## Given exercise
State only how many lines contain the string "Mode".

## Given data
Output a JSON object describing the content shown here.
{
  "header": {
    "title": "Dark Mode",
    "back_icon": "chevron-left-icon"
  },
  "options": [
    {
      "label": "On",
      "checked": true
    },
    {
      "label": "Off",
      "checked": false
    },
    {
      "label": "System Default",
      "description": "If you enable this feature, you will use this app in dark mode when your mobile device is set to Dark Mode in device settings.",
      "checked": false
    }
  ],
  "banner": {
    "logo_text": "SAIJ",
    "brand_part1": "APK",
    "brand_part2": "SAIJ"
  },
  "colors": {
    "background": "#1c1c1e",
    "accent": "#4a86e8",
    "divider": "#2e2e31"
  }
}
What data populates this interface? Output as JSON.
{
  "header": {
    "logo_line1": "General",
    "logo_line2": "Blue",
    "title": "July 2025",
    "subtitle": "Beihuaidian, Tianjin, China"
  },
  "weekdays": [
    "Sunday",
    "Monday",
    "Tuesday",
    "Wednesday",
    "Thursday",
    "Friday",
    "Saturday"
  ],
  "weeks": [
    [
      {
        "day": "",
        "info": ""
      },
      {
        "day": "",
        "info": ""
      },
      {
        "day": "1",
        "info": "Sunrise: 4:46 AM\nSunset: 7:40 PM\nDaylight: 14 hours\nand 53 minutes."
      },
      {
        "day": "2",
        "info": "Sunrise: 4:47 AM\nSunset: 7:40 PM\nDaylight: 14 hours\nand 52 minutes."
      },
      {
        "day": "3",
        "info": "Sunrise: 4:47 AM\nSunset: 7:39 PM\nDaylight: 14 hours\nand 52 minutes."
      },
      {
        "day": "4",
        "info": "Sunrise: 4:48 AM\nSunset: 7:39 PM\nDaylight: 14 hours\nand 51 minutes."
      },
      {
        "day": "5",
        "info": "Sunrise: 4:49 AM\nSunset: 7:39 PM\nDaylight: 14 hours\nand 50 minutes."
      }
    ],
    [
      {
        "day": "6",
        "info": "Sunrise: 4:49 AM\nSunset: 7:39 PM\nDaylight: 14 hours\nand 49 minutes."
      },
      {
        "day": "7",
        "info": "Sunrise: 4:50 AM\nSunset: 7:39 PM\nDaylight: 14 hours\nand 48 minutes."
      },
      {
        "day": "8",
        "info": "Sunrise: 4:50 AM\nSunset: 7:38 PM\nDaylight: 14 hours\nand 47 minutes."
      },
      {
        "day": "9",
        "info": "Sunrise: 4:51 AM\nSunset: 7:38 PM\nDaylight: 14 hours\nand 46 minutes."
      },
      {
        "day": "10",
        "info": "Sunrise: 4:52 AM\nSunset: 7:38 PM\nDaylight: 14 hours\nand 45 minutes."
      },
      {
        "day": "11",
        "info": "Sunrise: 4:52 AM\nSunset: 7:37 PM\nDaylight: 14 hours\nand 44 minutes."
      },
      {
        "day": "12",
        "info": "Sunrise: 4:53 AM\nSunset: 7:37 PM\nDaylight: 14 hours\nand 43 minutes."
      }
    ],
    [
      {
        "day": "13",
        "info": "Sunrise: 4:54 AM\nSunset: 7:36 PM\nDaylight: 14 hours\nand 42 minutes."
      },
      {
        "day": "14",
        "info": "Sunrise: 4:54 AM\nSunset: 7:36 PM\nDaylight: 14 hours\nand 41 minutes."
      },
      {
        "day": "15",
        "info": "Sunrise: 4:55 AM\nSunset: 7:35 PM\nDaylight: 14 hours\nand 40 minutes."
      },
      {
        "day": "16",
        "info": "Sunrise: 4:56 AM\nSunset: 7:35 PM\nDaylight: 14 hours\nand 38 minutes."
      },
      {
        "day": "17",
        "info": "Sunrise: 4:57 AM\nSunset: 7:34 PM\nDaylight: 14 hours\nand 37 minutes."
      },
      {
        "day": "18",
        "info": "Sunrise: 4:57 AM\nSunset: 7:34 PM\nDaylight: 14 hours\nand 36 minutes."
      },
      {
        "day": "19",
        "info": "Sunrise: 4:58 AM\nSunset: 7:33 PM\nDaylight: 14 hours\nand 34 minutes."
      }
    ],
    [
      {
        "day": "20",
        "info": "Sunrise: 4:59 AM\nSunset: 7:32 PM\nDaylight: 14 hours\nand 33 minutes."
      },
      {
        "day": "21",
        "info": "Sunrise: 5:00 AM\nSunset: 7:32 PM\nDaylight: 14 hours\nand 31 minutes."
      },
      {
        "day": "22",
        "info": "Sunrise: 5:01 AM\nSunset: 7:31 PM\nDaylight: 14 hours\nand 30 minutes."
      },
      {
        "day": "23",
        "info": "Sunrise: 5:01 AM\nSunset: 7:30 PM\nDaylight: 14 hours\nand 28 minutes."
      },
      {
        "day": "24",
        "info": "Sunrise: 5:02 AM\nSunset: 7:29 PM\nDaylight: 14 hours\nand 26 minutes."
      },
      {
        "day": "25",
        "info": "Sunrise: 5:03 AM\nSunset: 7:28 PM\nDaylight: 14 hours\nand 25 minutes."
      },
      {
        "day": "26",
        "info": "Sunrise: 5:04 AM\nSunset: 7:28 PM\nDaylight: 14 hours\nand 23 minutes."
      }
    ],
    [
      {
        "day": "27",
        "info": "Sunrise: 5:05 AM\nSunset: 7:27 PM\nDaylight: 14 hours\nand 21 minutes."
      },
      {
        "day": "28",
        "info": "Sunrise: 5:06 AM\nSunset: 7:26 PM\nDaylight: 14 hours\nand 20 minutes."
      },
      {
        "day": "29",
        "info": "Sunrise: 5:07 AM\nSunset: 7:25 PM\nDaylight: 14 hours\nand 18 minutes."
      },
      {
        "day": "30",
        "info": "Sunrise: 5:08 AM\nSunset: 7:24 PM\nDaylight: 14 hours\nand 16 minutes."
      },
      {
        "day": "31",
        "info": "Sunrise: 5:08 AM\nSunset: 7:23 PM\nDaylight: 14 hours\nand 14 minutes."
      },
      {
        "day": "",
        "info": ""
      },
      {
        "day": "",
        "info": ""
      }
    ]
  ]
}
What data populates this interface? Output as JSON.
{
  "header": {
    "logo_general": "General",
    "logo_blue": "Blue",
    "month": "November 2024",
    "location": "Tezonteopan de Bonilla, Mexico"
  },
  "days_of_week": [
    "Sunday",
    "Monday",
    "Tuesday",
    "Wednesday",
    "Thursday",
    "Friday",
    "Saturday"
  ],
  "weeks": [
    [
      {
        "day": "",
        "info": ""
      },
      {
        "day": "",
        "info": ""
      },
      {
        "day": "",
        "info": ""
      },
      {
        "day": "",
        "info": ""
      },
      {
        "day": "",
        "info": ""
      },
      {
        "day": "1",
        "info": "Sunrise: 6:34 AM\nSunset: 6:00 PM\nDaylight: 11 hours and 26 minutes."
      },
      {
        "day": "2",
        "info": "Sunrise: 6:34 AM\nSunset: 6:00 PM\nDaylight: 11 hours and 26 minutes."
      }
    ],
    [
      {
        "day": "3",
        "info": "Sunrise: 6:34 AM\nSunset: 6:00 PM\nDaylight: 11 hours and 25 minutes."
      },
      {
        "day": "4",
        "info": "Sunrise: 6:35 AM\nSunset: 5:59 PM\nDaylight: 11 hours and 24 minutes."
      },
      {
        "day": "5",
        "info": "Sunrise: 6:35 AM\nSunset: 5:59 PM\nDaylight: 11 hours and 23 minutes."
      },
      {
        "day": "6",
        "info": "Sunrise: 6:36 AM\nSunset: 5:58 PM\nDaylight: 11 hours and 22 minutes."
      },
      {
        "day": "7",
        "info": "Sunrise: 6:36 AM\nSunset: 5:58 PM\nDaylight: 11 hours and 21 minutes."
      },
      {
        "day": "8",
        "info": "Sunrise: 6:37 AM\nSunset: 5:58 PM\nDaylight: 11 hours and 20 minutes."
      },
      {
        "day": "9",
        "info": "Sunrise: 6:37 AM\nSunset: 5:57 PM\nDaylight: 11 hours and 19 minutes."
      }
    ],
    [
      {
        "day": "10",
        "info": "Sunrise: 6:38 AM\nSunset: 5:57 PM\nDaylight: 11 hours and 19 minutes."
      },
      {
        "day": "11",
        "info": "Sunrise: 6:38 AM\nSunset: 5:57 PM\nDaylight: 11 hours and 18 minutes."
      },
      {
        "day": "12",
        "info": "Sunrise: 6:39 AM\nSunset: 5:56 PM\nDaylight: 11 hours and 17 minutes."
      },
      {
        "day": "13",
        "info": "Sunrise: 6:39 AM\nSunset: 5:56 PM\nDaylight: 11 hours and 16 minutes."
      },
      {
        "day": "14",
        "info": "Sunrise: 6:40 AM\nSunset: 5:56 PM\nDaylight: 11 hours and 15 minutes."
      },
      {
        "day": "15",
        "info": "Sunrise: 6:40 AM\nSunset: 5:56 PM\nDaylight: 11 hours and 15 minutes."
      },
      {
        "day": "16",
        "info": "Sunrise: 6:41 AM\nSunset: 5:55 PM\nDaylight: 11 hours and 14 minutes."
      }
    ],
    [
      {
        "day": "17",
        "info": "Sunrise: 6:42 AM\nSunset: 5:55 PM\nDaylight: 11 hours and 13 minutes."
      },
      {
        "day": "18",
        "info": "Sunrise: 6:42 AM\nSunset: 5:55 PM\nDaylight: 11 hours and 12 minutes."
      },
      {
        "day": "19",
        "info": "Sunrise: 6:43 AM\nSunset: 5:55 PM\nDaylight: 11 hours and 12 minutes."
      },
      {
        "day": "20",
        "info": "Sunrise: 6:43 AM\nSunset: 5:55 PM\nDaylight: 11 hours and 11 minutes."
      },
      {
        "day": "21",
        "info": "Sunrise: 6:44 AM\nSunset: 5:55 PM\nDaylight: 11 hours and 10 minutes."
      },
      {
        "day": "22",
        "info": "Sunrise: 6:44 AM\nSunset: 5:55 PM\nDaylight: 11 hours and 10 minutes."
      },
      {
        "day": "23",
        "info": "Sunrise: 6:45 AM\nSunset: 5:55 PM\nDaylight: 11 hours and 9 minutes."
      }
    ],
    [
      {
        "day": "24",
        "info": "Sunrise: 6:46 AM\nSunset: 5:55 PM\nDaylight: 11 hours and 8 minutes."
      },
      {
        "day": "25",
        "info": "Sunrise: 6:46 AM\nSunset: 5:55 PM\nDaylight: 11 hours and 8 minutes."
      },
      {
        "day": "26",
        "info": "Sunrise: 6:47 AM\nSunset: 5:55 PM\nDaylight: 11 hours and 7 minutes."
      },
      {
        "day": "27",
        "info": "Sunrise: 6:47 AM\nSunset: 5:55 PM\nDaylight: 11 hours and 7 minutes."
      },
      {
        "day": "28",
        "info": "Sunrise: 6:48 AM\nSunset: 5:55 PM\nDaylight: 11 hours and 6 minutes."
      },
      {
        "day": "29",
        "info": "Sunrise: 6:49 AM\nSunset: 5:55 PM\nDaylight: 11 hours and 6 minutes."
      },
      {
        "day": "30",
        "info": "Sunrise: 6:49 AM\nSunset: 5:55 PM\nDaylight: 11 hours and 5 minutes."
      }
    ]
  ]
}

## Final result
2